— Begin —
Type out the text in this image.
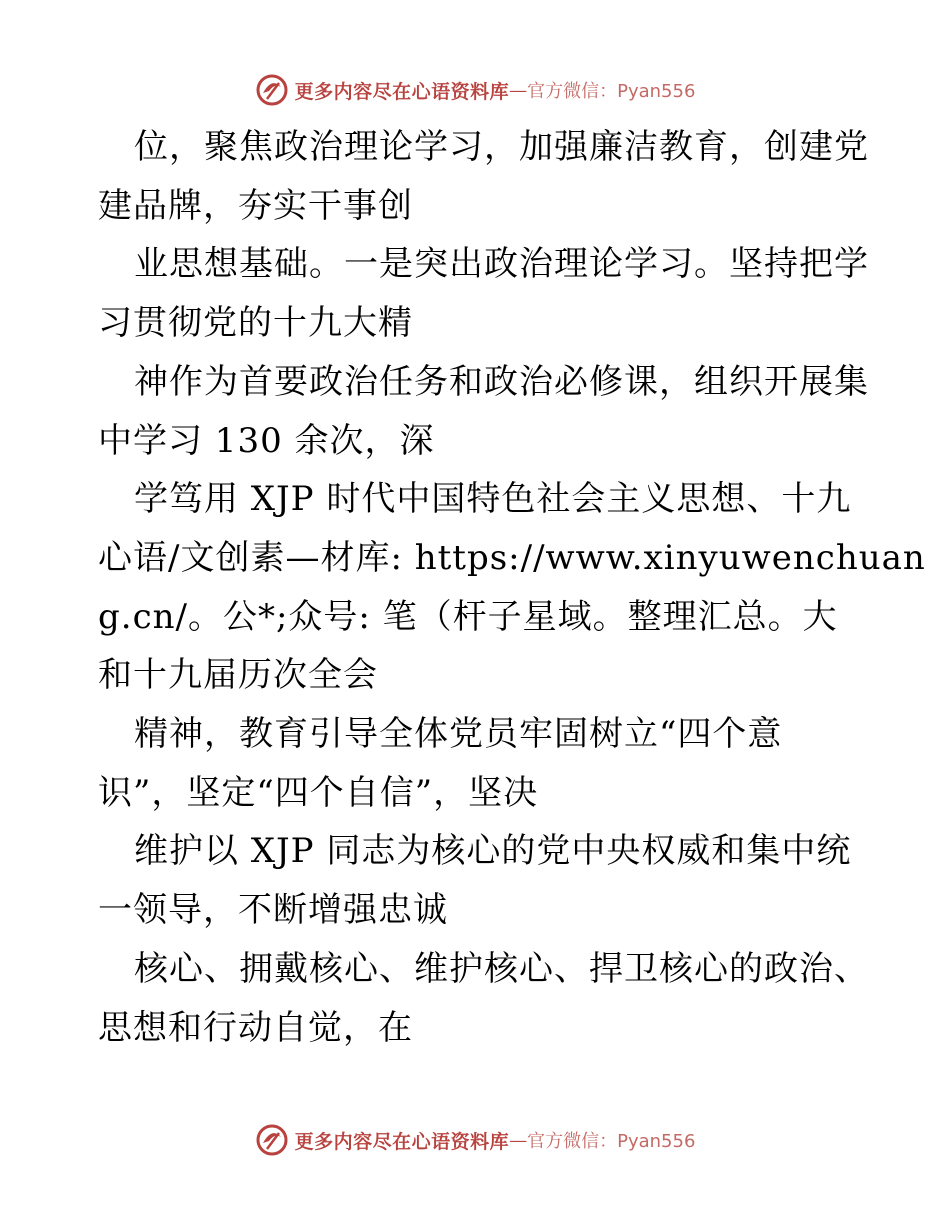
更多内容尽在心语资料库 — 官方微信：Pyan556
位，聚焦政治理论学习，加强廉洁教育，创建党
建品牌，夯实干事创
业思想基础。一是突出政治理论学习。坚持把学
习贯彻党的十九大精
神作为首要政治任务和政治必修课，组织开展集
中学习 130 余次，深
学笃用 XJP 时代中国特色社会主义思想、十九
心语/文创素—材库: https://www.xinyuwenchuan
g.cn/。公*;众号: 笔（杆子星域。整理汇总。大
和十九届历次全会
精神，教育引导全体党员牢固树立“四个意
识”，坚定“四个自信”，坚决
维护以 XJP 同志为核心的党中央权威和集中统
一领导，不断增强忠诚
核心、拥戴核心、维护核心、捍卫核心的政治、
思想和行动自觉，在
更多内容尽在心语资料库 — 官方微信：Pyan556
— End —
» **Instructions for the task**: Leave out the pictures and output every record above precisely as given.

» **The response**:
Type out the text in this image.
更多内容尽在心语资料库 — 官方微信：Pyan556
位，聚焦政治理论学习，加强廉洁教育，创建党
建品牌，夯实干事创
业思想基础。一是突出政治理论学习。坚持把学
习贯彻党的十九大精
神作为首要政治任务和政治必修课，组织开展集
中学习 130 余次，深
学笃用 XJP 时代中国特色社会主义思想、十九
心语/文创素—材库: https://www.xinyuwenchuan
g.cn/。公*;众号: 笔（杆子星域。整理汇总。大
和十九届历次全会
精神，教育引导全体党员牢固树立“四个意
识”，坚定“四个自信”，坚决
维护以 XJP 同志为核心的党中央权威和集中统
一领导，不断增强忠诚
核心、拥戴核心、维护核心、捍卫核心的政治、
思想和行动自觉，在
更多内容尽在心语资料库 — 官方微信：Pyan556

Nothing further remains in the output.